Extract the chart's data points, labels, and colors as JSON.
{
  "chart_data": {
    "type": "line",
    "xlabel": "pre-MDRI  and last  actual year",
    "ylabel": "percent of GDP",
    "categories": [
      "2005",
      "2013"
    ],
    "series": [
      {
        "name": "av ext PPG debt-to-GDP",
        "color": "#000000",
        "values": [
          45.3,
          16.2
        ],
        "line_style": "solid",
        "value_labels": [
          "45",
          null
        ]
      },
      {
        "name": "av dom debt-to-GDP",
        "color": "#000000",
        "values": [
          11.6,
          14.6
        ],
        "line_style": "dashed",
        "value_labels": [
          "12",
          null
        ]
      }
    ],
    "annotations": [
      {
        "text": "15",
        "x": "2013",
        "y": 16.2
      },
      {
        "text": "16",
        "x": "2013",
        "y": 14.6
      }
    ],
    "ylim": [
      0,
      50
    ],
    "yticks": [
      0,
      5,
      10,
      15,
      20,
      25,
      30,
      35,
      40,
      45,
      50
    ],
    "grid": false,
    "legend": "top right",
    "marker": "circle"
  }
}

-*-

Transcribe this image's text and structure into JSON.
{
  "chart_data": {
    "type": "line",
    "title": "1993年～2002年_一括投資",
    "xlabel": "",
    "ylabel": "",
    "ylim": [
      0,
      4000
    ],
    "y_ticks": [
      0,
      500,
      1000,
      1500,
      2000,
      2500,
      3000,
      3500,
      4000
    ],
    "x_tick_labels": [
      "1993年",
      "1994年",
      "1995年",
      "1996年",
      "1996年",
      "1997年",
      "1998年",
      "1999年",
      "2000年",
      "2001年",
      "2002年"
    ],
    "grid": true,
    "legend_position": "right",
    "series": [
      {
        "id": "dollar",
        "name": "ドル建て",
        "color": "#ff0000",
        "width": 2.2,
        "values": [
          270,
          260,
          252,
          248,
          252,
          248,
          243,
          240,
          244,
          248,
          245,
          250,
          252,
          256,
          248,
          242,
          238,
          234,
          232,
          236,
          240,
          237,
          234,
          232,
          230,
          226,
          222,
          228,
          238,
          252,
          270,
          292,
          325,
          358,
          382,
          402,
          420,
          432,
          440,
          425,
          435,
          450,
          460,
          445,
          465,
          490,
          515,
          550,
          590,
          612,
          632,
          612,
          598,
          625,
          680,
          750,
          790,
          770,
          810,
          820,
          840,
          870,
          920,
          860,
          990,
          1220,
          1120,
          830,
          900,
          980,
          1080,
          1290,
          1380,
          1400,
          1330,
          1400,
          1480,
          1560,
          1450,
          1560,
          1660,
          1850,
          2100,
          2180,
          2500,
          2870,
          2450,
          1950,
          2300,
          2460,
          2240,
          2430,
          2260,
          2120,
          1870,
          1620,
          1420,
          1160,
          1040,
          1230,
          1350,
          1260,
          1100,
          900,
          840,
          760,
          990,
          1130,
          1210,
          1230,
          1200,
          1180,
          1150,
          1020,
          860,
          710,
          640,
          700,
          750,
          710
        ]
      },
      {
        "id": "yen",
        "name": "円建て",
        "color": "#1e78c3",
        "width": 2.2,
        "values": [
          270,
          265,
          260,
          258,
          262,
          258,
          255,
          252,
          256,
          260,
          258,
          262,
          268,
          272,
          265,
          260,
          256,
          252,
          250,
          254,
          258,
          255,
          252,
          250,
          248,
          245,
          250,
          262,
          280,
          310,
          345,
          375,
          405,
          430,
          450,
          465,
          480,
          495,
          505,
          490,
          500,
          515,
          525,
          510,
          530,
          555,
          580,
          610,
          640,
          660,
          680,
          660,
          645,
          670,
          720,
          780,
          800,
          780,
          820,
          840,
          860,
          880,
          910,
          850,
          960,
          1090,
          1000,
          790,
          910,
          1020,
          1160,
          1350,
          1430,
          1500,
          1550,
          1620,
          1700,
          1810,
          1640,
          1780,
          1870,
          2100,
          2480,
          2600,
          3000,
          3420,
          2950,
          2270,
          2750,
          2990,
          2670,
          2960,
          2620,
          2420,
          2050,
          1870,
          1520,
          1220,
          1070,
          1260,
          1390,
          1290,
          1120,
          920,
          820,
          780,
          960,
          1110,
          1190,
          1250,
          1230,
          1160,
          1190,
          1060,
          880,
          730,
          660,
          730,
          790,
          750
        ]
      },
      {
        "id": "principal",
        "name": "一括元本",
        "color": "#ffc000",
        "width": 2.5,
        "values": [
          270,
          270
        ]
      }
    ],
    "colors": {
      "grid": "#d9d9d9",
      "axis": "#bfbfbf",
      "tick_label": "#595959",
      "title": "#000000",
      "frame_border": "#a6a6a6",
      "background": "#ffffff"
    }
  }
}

-*-

→ **Required task**:
Using the records above, list each line that includes "title".

→ **Result for this exercise**:
    "title": "1993年～2002年_一括投資",
      "title": "#000000",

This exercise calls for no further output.